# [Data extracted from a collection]
## begin
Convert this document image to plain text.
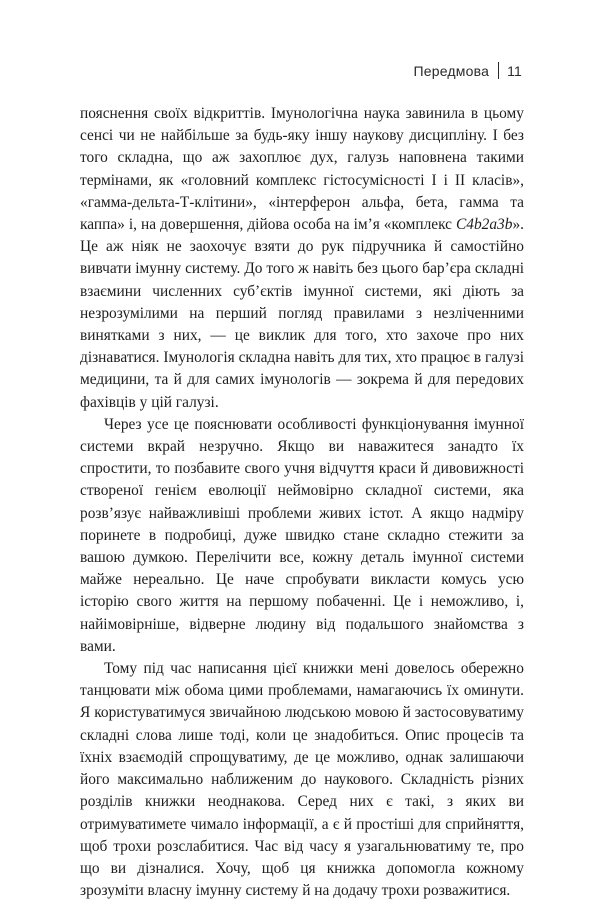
Передмова 11

пояснення своїх відкриттів. Імунологічна наука завинила в цьому сенсі чи не найбільше за будь-яку іншу наукову дисципліну. І без того складна, що аж захоплює дух, галузь наповнена такими термінами, як «головний комплекс гістосумісності I і II класів», «гамма-дельта-Т-клітини», «інтерферон альфа, бета, гамма та каппа» і, на довершення, дійова особа на ім’я «комплекс C4b2a3b». Це аж ніяк не заохочує взяти до рук підручника й самостійно вивчати імунну систему. До того ж навіть без цього бар’єра складні взаємини численних суб’єктів імунної системи, які діють за незрозумілими на перший погляд правилами з незліченними винятками з них, — це виклик для того, хто захоче про них дізнаватися. Імунологія складна навіть для тих, хто працює в галузі медицини, та й для самих імунологів — зокрема й для передових фахівців у цій галузі.

Через усе це пояснювати особливості функціонування імунної системи вкрай незручно. Якщо ви наважитеся занадто їх спростити, то позбавите свого учня відчуття краси й дивовижності створеної генієм еволюції неймовірно складної системи, яка розв’язує найважливіші проблеми живих істот. А якщо надміру поринете в подробиці, дуже швидко стане складно стежити за вашою думкою. Перелічити все, кожну деталь імунної системи майже нереально. Це наче спробувати викласти комусь усю історію свого життя на першому побаченні. Це і неможливо, і, найімовірніше, відверне людину від подальшого знайомства з вами.

Тому під час написання цієї книжки мені довелось обережно танцювати між обома цими проблемами, намагаючись їх оминути. Я користуватимуся звичайною людською мовою й застосовуватиму складні слова лише тоді, коли це знадобиться. Опис процесів та їхніх взаємодій спрощуватиму, де це можливо, однак залишаючи його максимально наближеним до наукового. Складність різних розділів книжки неоднакова. Серед них є такі, з яких ви отримуватимете чимало інформації, а є й простіші для сприйняття, щоб трохи розслабитися. Час від часу я узагальнюватиму те, про що ви дізналися. Хочу, щоб ця книжка допомогла кожному зрозуміти власну імунну систему й на додачу трохи розважитися.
## end
Pull out every line of the records above that contains the word "системи".

пояснення своїх відкриттів. Імунологічна наука завинила в цьому сенсі чи не найбільше за будь-яку іншу наукову дисципліну. І без того складна, що аж захоплює дух, галузь наповнена такими термінами, як «головний комплекс гістосумісності I і II класів», «гамма-дельта-Т-клітини», «інтерферон альфа, бета, гамма та каппа» і, на довершення, дійова особа на ім’я «комплекс C4b2a3b». Це аж ніяк не заохочує взяти до рук підручника й самостійно вивчати імунну систему. До того ж навіть без цього бар’єра складні взаємини численних суб’єктів імунної системи, які діють за незрозумілими на перший погляд правилами з незліченними винятками з них, — це виклик для того, хто захоче про них дізнаватися. Імунологія складна навіть для тих, хто працює в галузі медицини, та й для самих імунологів — зокрема й для передових фахівців у цій галузі.
Через усе це пояснювати особливості функціонування імунної системи вкрай незручно. Якщо ви наважитеся занадто їх спростити, то позбавите свого учня відчуття краси й дивовижності створеної генієм еволюції неймовірно складної системи, яка розв’язує найважливіші проблеми живих істот. А якщо надміру поринете в подробиці, дуже швидко стане складно стежити за вашою думкою. Перелічити все, кожну деталь імунної системи майже нереально. Це наче спробувати викласти комусь усю історію свого життя на першому побаченні. Це і неможливо, і, найімовірніше, відверне людину від подальшого знайомства з вами.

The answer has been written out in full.